### Supplied passage ###

Figure 7 shows the mean and standard deviation of the student ratings for various building geometry factors. For building shape, the Ha shape exhibited the highest mean score (5.6), while the rectangle and high-rise type had the lowest score (3.1 and 3.2, respectively). The H shape ranked second with a high score of 5.0. This indicated the students’ fondness for complex forms, and tiredness of monotonous shapes, which was consistent with Aitken and Hutt’s findings for 7–10 year old children [52]. In addition, the L, C, and courtyard types ranked in the middle with scores around 4.00. Furthermore, there was disagreement in rating the courtyard and high-rise type, since their standard deviations were the highest (2.0). The standard deviations of the other shapes were smaller (approximately 1.5), indicating less disagreement.
As for windows, a score of WWR with 0.1 was obviously the lowest (mean = 2.8), while the other WWRs all had similar scores around 4.00. This suggested that students did not like very small windows, yet they had no obvious antagonistic sentiments to the large windows. However, the standard deviation gradually increased from 1.66 to 2.37 when the WWR increased from 0.3 to 0.9, meaning there that there was more disagreement on preferences of larger WWRs.
The classroom with a 10-m depth had the highest score of 5.2, while the classroom depth of 6 m showed the lowest score of 3.7, indicating the students’ demand for spacious learning spaces. However, classrooms that were too stubby were undesirable, i.e., the classroom with a depth of 12 m only scored 4.5.
Considering orientation, orientations with 0° and 180° rotation angles had slightly higher ratings than the other two rotation angles. The standard deviations were similar for all room depths and orientations (approximately 1.6), indicating no significant disagreement between the different room depths or orientations.

###

» Written task 1:
Answer these questions using the passage on student ratings of building geometry:
(a) Which building shape received the highest mean score, and what was that score?
(b) Which window-to-wall ratio scored lowest, and what was its mean?
(c) What classroom depth earned the highest score?
» Written task 2: Set down part of the passage on student ratings of building geometry word for word, beginning at the words "The classroom with a 10-m" and stopping after "only scored 4.5.".
» Written task 3: Resume the passage on student ratings of building geometry, picking up after its final sentence.
The rows come from a separate source and are not part of the passage.

### Raw data ###

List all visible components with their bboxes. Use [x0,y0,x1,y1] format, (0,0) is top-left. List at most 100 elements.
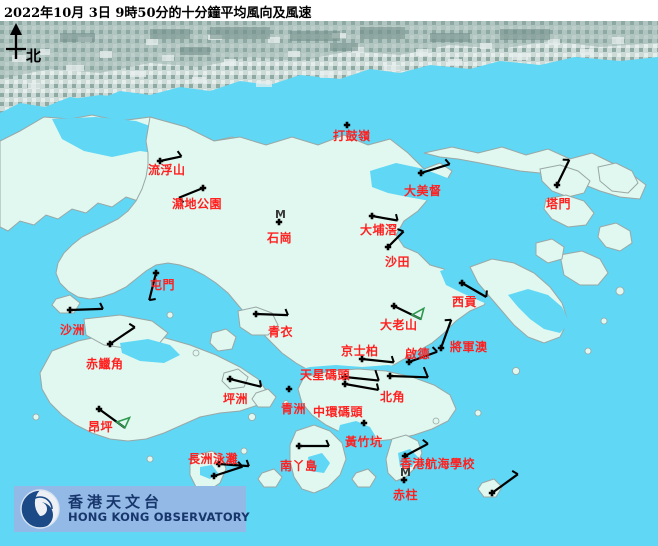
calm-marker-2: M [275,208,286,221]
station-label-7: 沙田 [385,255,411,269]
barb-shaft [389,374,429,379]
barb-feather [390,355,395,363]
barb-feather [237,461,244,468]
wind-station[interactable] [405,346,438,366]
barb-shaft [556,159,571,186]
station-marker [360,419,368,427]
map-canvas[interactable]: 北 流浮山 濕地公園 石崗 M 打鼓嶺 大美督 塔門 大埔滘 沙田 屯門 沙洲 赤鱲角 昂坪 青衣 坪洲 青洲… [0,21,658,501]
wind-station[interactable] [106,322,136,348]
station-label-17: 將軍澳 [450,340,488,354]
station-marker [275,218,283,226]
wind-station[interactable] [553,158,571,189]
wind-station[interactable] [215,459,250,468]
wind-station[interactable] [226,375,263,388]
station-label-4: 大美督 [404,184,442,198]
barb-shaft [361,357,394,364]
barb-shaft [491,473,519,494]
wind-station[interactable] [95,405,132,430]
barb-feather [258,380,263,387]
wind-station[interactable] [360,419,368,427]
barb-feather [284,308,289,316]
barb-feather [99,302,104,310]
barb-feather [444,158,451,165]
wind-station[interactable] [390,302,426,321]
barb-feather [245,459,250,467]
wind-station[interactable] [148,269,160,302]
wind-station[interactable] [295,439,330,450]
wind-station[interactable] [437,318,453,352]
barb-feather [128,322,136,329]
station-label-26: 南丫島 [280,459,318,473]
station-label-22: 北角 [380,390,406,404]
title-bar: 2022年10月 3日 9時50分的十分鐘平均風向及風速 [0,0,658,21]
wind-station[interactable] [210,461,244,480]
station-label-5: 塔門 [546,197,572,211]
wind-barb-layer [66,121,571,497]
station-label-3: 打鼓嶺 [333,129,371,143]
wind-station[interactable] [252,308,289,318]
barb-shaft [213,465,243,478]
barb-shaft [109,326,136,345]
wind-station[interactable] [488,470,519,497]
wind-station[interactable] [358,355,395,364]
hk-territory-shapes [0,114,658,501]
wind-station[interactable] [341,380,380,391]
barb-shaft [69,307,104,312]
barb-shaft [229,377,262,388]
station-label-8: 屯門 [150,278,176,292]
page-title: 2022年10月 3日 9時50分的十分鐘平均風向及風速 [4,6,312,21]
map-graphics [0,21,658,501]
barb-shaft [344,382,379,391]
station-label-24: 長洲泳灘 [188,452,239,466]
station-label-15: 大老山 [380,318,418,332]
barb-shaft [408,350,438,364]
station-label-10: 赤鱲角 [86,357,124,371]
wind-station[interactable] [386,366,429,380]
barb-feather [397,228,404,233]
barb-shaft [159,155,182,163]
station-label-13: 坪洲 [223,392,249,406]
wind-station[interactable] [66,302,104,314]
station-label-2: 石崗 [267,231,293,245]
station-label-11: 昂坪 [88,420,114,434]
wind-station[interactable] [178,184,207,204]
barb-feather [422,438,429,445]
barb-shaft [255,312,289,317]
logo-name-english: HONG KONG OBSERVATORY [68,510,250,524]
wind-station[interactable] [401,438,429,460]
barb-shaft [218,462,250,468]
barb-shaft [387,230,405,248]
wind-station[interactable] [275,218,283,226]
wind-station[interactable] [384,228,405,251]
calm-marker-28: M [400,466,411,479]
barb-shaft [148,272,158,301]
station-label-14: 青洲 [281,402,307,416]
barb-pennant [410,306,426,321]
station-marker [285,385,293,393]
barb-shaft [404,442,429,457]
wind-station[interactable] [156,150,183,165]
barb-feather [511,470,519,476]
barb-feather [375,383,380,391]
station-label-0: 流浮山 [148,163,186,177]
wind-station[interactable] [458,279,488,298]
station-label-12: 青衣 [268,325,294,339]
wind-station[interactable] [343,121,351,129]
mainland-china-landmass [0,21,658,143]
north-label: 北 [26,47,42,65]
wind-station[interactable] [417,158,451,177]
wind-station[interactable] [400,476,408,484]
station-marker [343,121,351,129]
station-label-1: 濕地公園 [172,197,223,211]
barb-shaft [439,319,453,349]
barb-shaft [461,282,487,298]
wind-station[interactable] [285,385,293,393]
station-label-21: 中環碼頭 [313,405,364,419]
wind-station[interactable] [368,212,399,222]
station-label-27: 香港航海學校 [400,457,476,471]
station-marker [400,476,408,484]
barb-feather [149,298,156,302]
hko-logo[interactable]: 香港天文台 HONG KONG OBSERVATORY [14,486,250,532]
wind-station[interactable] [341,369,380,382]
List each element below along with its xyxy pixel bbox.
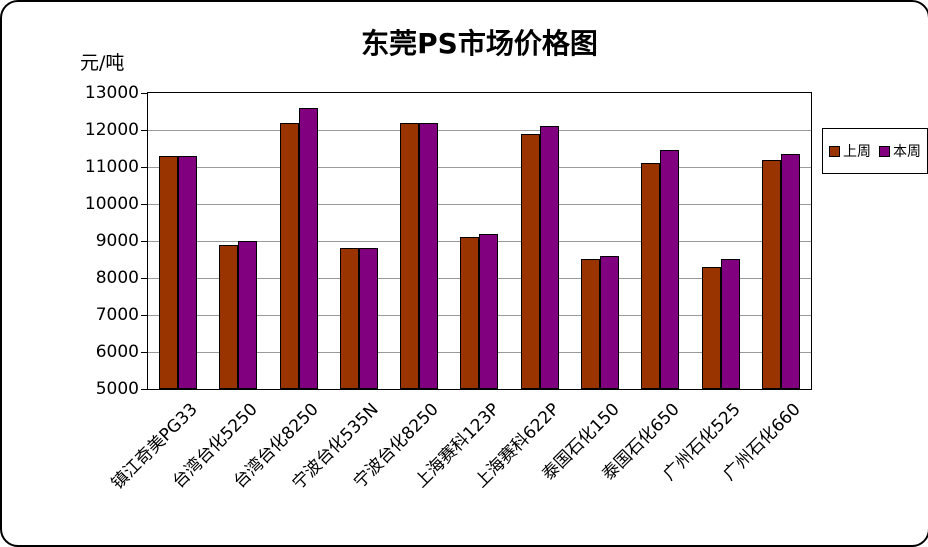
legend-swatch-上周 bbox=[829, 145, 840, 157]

###

» Written reply 1:
(a) The Ha shape, with a mean score of 5.6.
(b) A WWR of 0.1, with a mean of 2.8.
(c) A depth of 10 m, which scored 5.2.

» Written reply 2:
The classroom with a 10-m depth had the highest score of 5.2, while the classroom depth of 6 m showed the lowest score of 3.7, indicating the students’ demand for spacious learning spaces. However, classrooms that were too stubby were undesirable, i.e., the classroom with a depth of 12 m only scored 4.5.

» Written reply 3:
In addition, the minimum and maximum ratings for preference of options for all four parameters always ranged from 1–7. Thus, at least one of the 156 respondents always felt extremely attracted or unattracted every time.

3.3. Proposal for School Building Geometry Design

Architectural design should consider both the building thermal performance, and the subjective preference of users. However, from the above analysis, we found that high-performance school building design options in terms of the indoor physical environment were partly contradictory to the subjective preferred designs of the students.
The student’s favorite type, the Ha shape, showed poor performance, particularly in summer thermal comfort. Conversely, the least favorite type, the rectangle shape, showed improvement in energy use and thermal comfort. Considering both the thermal environment and user preference, the H shape performed the best due to its high potential and various options for energy savings and thermal comfort improvements, as well as its second-place ranking in student preferences. The courtyard is also suggested, given its potential for energy saving and thermal comfort improvement and ranked highly with the students.
On the other hand, for WWR design, the most promising range for thermal improvement, 20–40%, had similar preference ratings for most WWRs, with the exception of a WWR of 10%. This simplifies the WWR design in improving thermal performance without needing to consider the preferences of students too much. However, this becomes difficult when designing classroom depth. The high-thermal-performance designs mainly have a room depth of 6 m, which was the least favored type of room depth for students; therefore, the students’ demand for spacious classrooms is in conflict with energy usage and thermal improvement. Finally, regarding orientation, the 0° and 180° rotation angles showed better thermal performance and higher ratings of student preference than the 90° and 270°, indicating that the 0° and 180° rotation angle are more suitable when designing school buildings than the other two orientations.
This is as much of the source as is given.